→ Exercise goal
Find each line with the word "البدع" and copy it.

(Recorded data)
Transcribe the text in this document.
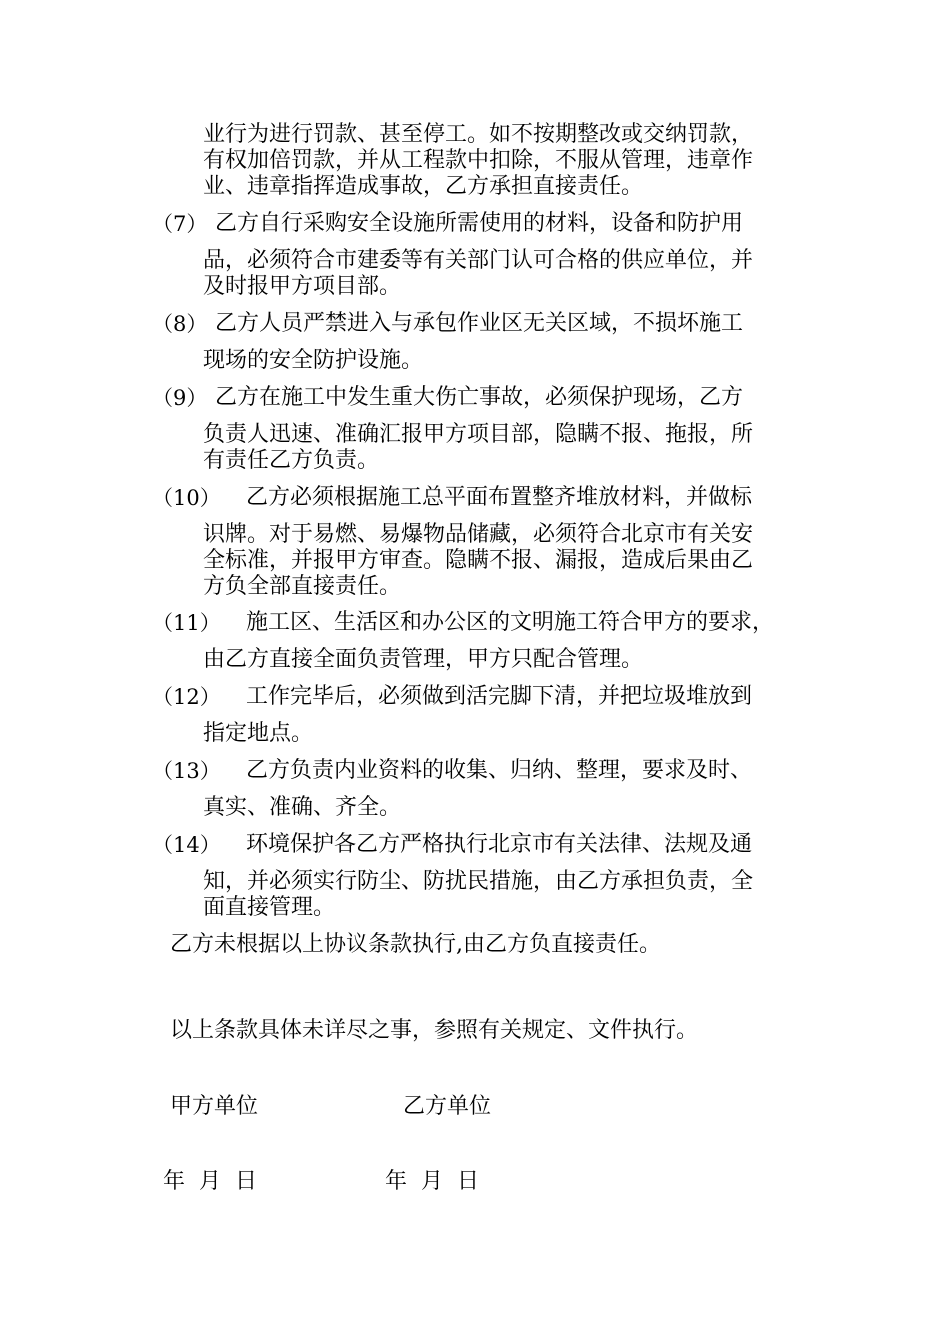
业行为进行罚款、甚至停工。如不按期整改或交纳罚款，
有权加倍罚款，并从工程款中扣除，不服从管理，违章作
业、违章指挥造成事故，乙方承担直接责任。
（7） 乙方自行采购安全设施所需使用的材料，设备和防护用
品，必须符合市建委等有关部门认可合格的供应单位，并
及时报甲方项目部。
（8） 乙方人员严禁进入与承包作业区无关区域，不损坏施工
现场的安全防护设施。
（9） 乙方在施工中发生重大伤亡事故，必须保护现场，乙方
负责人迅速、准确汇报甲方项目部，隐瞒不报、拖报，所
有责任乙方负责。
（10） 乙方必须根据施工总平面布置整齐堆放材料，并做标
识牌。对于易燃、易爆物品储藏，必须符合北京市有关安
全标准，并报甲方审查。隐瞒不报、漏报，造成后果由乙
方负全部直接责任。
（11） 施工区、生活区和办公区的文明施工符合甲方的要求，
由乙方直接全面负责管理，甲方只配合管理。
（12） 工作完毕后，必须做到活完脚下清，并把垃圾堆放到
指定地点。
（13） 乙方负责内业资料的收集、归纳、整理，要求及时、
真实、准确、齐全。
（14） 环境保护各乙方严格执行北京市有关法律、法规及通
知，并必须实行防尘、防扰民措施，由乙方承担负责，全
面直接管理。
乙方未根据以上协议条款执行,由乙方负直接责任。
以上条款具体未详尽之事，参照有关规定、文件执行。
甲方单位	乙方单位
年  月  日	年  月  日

--

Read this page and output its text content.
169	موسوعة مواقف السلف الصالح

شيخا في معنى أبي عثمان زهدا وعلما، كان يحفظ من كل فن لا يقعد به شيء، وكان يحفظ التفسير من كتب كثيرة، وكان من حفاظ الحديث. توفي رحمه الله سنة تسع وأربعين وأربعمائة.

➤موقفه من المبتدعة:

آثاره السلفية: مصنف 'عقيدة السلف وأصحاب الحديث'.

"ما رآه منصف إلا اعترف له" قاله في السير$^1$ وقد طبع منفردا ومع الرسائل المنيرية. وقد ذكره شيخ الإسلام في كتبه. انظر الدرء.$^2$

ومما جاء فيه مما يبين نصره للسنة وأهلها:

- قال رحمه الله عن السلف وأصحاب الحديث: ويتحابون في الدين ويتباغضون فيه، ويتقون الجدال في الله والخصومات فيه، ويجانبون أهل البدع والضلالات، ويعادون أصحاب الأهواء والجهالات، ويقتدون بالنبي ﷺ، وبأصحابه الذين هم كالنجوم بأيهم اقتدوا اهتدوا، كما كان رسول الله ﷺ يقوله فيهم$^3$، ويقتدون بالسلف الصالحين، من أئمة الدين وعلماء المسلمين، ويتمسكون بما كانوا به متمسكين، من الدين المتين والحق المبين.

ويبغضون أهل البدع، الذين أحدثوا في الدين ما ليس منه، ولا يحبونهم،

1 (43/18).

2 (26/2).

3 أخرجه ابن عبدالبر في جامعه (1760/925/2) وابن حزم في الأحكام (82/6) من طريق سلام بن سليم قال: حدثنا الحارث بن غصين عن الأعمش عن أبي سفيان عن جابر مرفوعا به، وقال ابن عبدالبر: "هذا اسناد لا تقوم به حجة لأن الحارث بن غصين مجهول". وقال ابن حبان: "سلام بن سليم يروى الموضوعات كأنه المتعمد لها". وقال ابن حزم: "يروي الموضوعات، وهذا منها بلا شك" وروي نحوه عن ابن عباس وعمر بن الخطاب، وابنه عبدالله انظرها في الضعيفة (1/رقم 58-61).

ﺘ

...

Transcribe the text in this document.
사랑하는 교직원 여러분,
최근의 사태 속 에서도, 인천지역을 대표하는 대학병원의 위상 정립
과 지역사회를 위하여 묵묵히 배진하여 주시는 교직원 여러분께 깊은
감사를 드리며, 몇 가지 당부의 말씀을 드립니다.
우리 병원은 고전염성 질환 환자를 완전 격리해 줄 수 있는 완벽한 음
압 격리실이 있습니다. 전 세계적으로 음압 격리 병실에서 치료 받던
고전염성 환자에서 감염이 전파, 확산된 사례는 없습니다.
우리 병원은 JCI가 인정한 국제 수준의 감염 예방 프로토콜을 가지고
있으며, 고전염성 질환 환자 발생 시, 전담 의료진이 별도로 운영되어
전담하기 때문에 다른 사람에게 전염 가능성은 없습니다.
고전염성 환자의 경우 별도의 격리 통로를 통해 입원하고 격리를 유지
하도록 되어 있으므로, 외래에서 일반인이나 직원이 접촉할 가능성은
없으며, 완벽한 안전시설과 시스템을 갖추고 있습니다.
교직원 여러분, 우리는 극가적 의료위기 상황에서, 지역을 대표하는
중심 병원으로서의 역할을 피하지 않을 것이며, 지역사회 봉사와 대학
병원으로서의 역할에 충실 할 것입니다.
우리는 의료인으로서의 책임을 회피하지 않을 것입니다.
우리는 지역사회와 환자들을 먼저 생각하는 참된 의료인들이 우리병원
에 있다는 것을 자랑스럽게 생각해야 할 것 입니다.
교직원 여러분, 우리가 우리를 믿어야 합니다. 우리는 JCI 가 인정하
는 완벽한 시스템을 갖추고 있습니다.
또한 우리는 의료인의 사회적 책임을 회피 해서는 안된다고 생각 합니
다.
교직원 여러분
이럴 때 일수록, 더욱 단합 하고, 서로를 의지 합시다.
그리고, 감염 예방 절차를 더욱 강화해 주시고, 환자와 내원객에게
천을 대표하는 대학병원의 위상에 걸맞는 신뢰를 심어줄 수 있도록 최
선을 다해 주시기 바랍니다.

→ Correct answer
- قال رحمه الله عن السلف وأصحاب الحديث: ويتحابون في الدين ويتباغضون فيه، ويتقون الجدال في الله والخصومات فيه، ويجانبون أهل البدع والضلالات، ويعادون أصحاب الأهواء والجهالات، ويقتدون بالنبي ﷺ، وبأصحابه الذين هم كالنجوم بأيهم اقتدوا اهتدوا، كما كان رسول الله ﷺ يقوله فيهم$^3$، ويقتدون بالسلف الصالحين، من أئمة الدين وعلماء المسلمين، ويتمسكون بما كانوا به متمسكين، من الدين المتين والحق المبين.
ويبغضون أهل البدع، الذين أحدثوا في الدين ما ليس منه، ولا يحبونهم،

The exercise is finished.